Return the listing below in full, with every line exactly as it is.

(Record list):
━━━━━━━━

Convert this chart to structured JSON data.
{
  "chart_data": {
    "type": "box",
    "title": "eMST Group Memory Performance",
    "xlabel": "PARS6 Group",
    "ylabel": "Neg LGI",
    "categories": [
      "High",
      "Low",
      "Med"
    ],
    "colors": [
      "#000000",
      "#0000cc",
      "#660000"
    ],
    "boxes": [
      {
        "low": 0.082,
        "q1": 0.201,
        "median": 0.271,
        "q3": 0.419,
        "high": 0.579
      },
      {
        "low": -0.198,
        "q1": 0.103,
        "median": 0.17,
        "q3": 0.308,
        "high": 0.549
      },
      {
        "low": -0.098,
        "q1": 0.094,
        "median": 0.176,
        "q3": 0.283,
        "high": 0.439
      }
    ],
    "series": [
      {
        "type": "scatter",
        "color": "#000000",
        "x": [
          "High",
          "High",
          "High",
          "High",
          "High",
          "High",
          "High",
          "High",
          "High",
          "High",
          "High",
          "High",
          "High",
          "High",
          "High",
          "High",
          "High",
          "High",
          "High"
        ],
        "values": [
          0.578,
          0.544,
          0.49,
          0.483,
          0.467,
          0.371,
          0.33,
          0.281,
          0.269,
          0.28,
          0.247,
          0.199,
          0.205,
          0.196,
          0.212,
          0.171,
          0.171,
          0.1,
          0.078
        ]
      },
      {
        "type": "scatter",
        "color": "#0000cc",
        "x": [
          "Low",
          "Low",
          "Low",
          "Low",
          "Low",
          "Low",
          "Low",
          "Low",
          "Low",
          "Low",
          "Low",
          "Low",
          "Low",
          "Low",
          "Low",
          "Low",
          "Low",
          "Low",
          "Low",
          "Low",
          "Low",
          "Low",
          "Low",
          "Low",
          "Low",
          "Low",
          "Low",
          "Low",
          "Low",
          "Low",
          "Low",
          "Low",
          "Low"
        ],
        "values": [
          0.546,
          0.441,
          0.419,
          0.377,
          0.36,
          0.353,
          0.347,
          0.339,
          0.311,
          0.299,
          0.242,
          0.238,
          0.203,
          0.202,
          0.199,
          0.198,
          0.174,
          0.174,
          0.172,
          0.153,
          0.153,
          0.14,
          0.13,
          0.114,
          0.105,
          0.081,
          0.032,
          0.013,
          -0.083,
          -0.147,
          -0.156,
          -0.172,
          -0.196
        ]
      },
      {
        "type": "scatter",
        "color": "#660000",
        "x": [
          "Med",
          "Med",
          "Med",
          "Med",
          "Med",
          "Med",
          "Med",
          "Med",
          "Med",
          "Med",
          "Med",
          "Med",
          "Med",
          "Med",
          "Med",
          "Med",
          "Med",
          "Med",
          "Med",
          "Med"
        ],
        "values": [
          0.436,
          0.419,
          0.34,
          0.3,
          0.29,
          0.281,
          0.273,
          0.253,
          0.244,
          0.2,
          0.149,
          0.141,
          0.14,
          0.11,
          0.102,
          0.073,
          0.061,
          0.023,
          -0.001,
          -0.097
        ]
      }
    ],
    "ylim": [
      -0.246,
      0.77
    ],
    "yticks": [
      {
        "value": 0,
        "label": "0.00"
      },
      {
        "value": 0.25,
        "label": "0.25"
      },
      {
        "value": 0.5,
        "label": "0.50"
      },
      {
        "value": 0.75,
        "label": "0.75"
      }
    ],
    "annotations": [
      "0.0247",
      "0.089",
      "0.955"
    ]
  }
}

━━━━━━━━

(Problem solution):
Convert this chart to structured JSON data.
{
  "chart_data": {
    "type": "box",
    "title": "eMST Group Memory Performance",
    "xlabel": "PARS6 Group",
    "ylabel": "Neg LGI",
    "categories": [
      "High",
      "Low",
      "Med"
    ],
    "colors": [
      "#000000",
      "#0000cc",
      "#660000"
    ],
    "boxes": [
      {
        "low": 0.082,
        "q1": 0.201,
        "median": 0.271,
        "q3": 0.419,
        "high": 0.579
      },
      {
        "low": -0.198,
        "q1": 0.103,
        "median": 0.17,
        "q3": 0.308,
        "high": 0.549
      },
      {
        "low": -0.098,
        "q1": 0.094,
        "median": 0.176,
        "q3": 0.283,
        "high": 0.439
      }
    ],
    "series": [
      {
        "type": "scatter",
        "color": "#000000",
        "x": [
          "High",
          "High",
          "High",
          "High",
          "High",
          "High",
          "High",
          "High",
          "High",
          "High",
          "High",
          "High",
          "High",
          "High",
          "High",
          "High",
          "High",
          "High",
          "High"
        ],
        "values": [
          0.578,
          0.544,
          0.49,
          0.483,
          0.467,
          0.371,
          0.33,
          0.281,
          0.269,
          0.28,
          0.247,
          0.199,
          0.205,
          0.196,
          0.212,
          0.171,
          0.171,
          0.1,
          0.078
        ]
      },
      {
        "type": "scatter",
        "color": "#0000cc",
        "x": [
          "Low",
          "Low",
          "Low",
          "Low",
          "Low",
          "Low",
          "Low",
          "Low",
          "Low",
          "Low",
          "Low",
          "Low",
          "Low",
          "Low",
          "Low",
          "Low",
          "Low",
          "Low",
          "Low",
          "Low",
          "Low",
          "Low",
          "Low",
          "Low",
          "Low",
          "Low",
          "Low",
          "Low",
          "Low",
          "Low",
          "Low",
          "Low",
          "Low"
        ],
        "values": [
          0.546,
          0.441,
          0.419,
          0.377,
          0.36,
          0.353,
          0.347,
          0.339,
          0.311,
          0.299,
          0.242,
          0.238,
          0.203,
          0.202,
          0.199,
          0.198,
          0.174,
          0.174,
          0.172,
          0.153,
          0.153,
          0.14,
          0.13,
          0.114,
          0.105,
          0.081,
          0.032,
          0.013,
          -0.083,
          -0.147,
          -0.156,
          -0.172,
          -0.196
        ]
      },
      {
        "type": "scatter",
        "color": "#660000",
        "x": [
          "Med",
          "Med",
          "Med",
          "Med",
          "Med",
          "Med",
          "Med",
          "Med",
          "Med",
          "Med",
          "Med",
          "Med",
          "Med",
          "Med",
          "Med",
          "Med",
          "Med",
          "Med",
          "Med",
          "Med"
        ],
        "values": [
          0.436,
          0.419,
          0.34,
          0.3,
          0.29,
          0.281,
          0.273,
          0.253,
          0.244,
          0.2,
          0.149,
          0.141,
          0.14,
          0.11,
          0.102,
          0.073,
          0.061,
          0.023,
          -0.001,
          -0.097
        ]
      }
    ],
    "ylim": [
      -0.246,
      0.77
    ],
    "yticks": [
      {
        "value": 0,
        "label": "0.00"
      },
      {
        "value": 0.25,
        "label": "0.25"
      },
      {
        "value": 0.5,
        "label": "0.50"
      },
      {
        "value": 0.75,
        "label": "0.75"
      }
    ],
    "annotations": [
      "0.0247",
      "0.089",
      "0.955"
    ]
  }
}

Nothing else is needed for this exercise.